- EXERCISE REQUIREMENTS
Print the records below word for word, but leave out the pictures.

(Dataset records)
────────────────

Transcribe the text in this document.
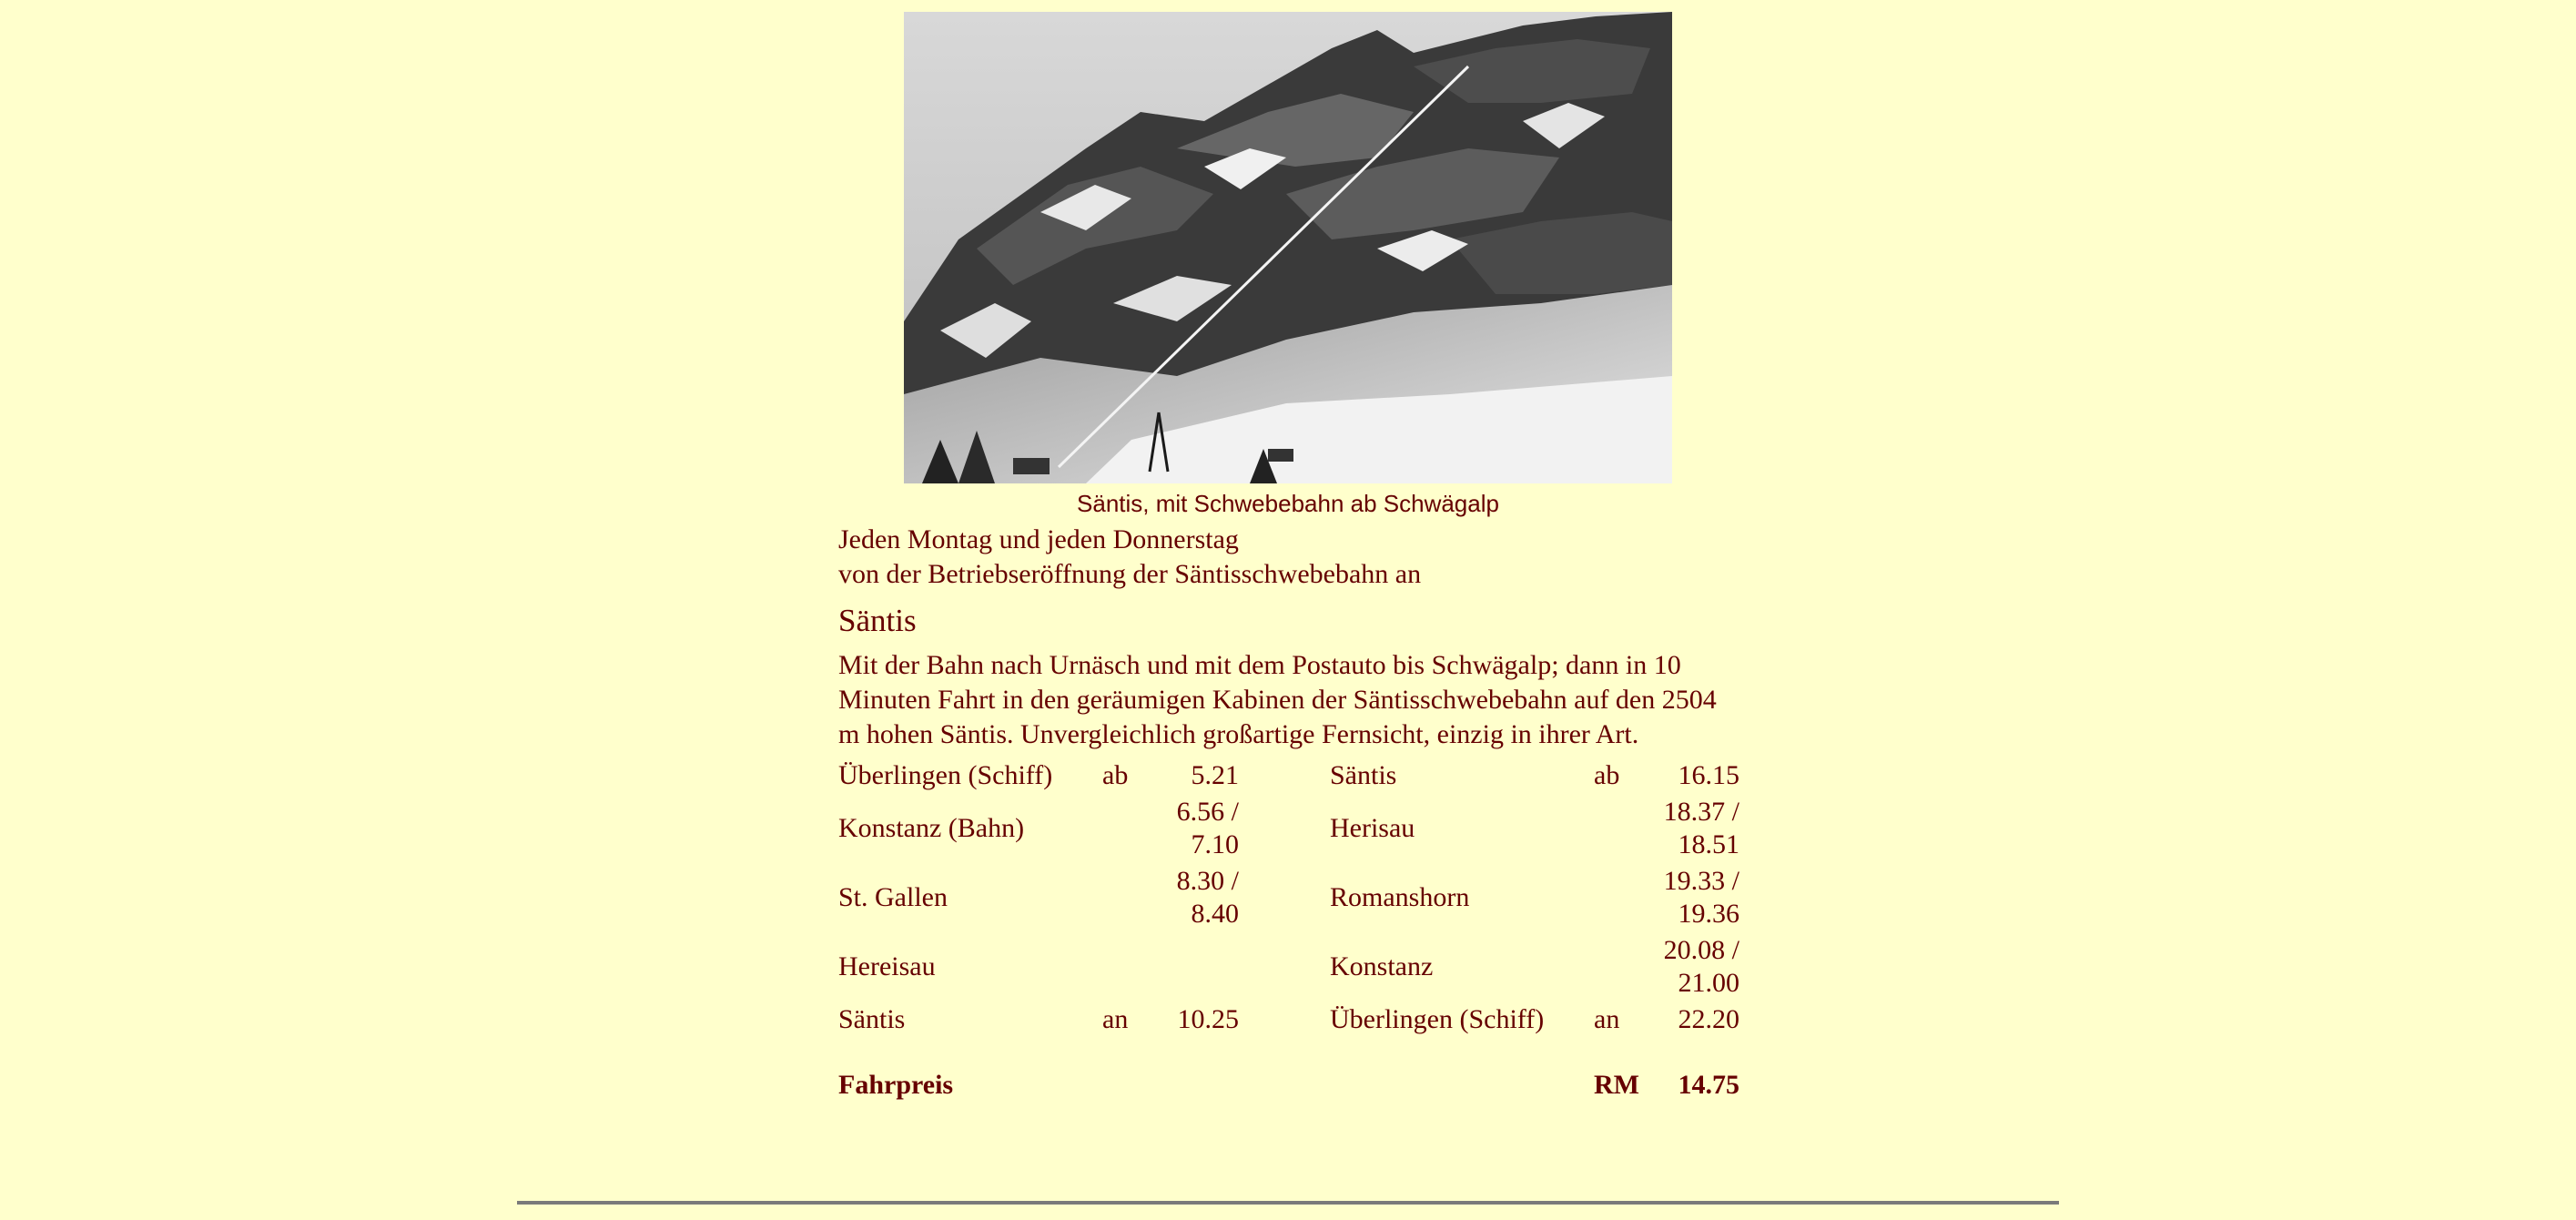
Säntis, mit Schwebebahn ab Schwägalp

Jeden Montag und jeden Donnerstag
von der Betriebseröffnung der Säntisschwebebahn an

Säntis

Mit der Bahn nach Urnäsch und mit dem Postauto bis Schwägalp; dann in 10 Minuten Fahrt in den geräumigen Kabinen der Säntisschwebebahn auf den 2504 m hohen Säntis. Unvergleichlich großartige Fernsicht, einzig in ihrer Art.

Überlingen (Schiff)	ab	5.21		Säntis	ab	16.15
Konstanz (Bahn)		6.56 / 7.10		Herisau		18.37 / 18.51
St. Gallen		8.30 / 8.40		Romanshorn		19.33 / 19.36
Hereisau				Konstanz		20.08 / 21.00
Säntis	an	10.25		Überlingen (Schiff)	an	22.20

Fahrpreis					RM	14.75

────────────────

- EXERCISE RESULT
Transcribe the text in this document.
Säntis, mit Schwebebahn ab Schwägalp

Jeden Montag und jeden Donnerstag
von der Betriebseröffnung der Säntisschwebebahn an

Säntis

Mit der Bahn nach Urnäsch und mit dem Postauto bis Schwägalp; dann in 10 Minuten Fahrt in den geräumigen Kabinen der Säntisschwebebahn auf den 2504 m hohen Säntis. Unvergleichlich großartige Fernsicht, einzig in ihrer Art.

Überlingen (Schiff)	ab	5.21		Säntis	ab	16.15
Konstanz (Bahn)		6.56 / 7.10		Herisau		18.37 / 18.51
St. Gallen		8.30 / 8.40		Romanshorn		19.33 / 19.36
Hereisau				Konstanz		20.08 / 21.00
Säntis	an	10.25		Überlingen (Schiff)	an	22.20

Fahrpreis					RM	14.75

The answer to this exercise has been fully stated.